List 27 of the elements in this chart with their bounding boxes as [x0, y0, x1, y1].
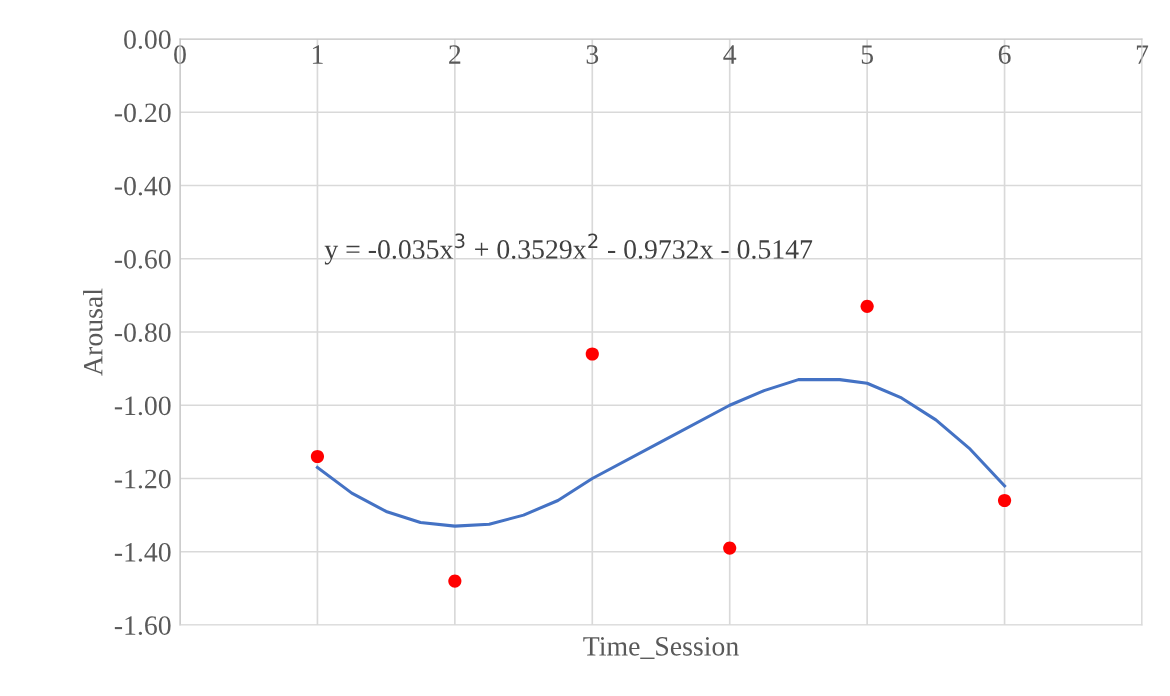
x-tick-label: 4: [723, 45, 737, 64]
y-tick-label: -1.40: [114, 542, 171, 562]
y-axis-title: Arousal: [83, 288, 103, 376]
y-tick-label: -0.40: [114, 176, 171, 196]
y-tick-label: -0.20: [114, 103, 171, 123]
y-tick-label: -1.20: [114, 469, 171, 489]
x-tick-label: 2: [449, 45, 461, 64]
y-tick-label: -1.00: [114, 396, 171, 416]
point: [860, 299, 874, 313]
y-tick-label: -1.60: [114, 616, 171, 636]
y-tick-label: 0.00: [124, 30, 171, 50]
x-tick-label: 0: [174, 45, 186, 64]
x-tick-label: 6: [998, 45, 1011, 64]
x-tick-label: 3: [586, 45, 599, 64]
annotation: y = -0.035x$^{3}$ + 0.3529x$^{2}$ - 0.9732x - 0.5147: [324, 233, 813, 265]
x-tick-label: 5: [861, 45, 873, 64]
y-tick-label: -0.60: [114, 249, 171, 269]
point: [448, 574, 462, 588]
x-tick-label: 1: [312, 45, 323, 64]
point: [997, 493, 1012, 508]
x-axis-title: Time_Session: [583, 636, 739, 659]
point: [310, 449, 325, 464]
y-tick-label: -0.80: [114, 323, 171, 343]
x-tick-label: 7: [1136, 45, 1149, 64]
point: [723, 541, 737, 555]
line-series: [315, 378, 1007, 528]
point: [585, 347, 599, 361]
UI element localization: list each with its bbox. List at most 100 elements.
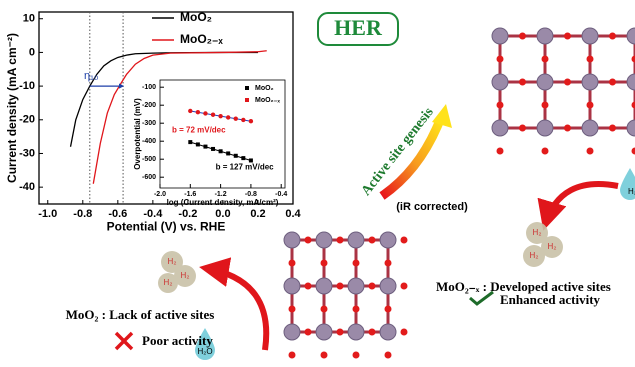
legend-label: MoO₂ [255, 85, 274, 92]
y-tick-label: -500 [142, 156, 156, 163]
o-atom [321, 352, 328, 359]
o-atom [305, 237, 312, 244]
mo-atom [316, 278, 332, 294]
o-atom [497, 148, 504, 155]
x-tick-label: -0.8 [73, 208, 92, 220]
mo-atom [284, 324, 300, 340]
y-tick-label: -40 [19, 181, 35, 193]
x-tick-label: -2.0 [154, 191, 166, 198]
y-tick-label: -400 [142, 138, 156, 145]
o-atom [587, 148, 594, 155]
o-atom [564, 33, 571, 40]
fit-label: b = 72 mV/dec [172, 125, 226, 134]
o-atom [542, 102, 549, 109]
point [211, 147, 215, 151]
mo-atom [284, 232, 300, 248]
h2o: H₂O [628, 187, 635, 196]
□ □ □ □
TASK TO CARRY OUT
Copy out the records above line for line and character for character, but leave out the pictures.

SOLUTION
List 27 of the elements in this chart with their bounding boxes as [x0, y0, x1, y1].
x-tick-label: 4: [723, 45, 737, 64]
y-tick-label: -1.40: [114, 542, 171, 562]
y-axis-title: Arousal: [83, 288, 103, 376]
y-tick-label: -0.40: [114, 176, 171, 196]
y-tick-label: -0.20: [114, 103, 171, 123]
y-tick-label: -1.20: [114, 469, 171, 489]
x-tick-label: 2: [449, 45, 461, 64]
y-tick-label: -1.00: [114, 396, 171, 416]
point: [860, 299, 874, 313]
y-tick-label: -1.60: [114, 616, 171, 636]
y-tick-label: 0.00: [124, 30, 171, 50]
x-tick-label: 0: [174, 45, 186, 64]
x-tick-label: 6: [998, 45, 1011, 64]
x-tick-label: 3: [586, 45, 599, 64]
annotation: y = -0.035x$^{3}$ + 0.3529x$^{2}$ - 0.9732x - 0.5147: [324, 233, 813, 265]
x-tick-label: 5: [861, 45, 873, 64]
y-tick-label: -0.60: [114, 249, 171, 269]
point: [448, 574, 462, 588]
x-tick-label: 1: [312, 45, 323, 64]
point: [997, 493, 1012, 508]
x-axis-title: Time_Session: [583, 636, 739, 659]
point: [310, 449, 325, 464]
y-tick-label: -0.80: [114, 323, 171, 343]
x-tick-label: 7: [1136, 45, 1149, 64]
point: [723, 541, 737, 555]
line-series: [315, 378, 1007, 528]
point: [585, 347, 599, 361]
UI element localization: list each with its bbox. List at most 100 elements.
legend-label: MoO₂ [255, 85, 274, 92]
y-tick-label: -500 [142, 156, 156, 163]
o-atom [321, 352, 328, 359]
o-atom [305, 237, 312, 244]
mo-atom [316, 278, 332, 294]
o-atom [497, 148, 504, 155]
x-tick-label: -0.8 [73, 208, 92, 220]
mo-atom [284, 324, 300, 340]
y-tick-label: -40 [19, 181, 35, 193]
x-tick-label: -2.0 [154, 191, 166, 198]
y-tick-label: -400 [142, 138, 156, 145]
o-atom [587, 148, 594, 155]
o-atom [564, 33, 571, 40]
fit-label: b = 72 mV/dec [172, 125, 226, 134]
o-atom [542, 102, 549, 109]
point [211, 147, 215, 151]
mo-atom [284, 232, 300, 248]
h2o: H₂O [628, 187, 635, 196]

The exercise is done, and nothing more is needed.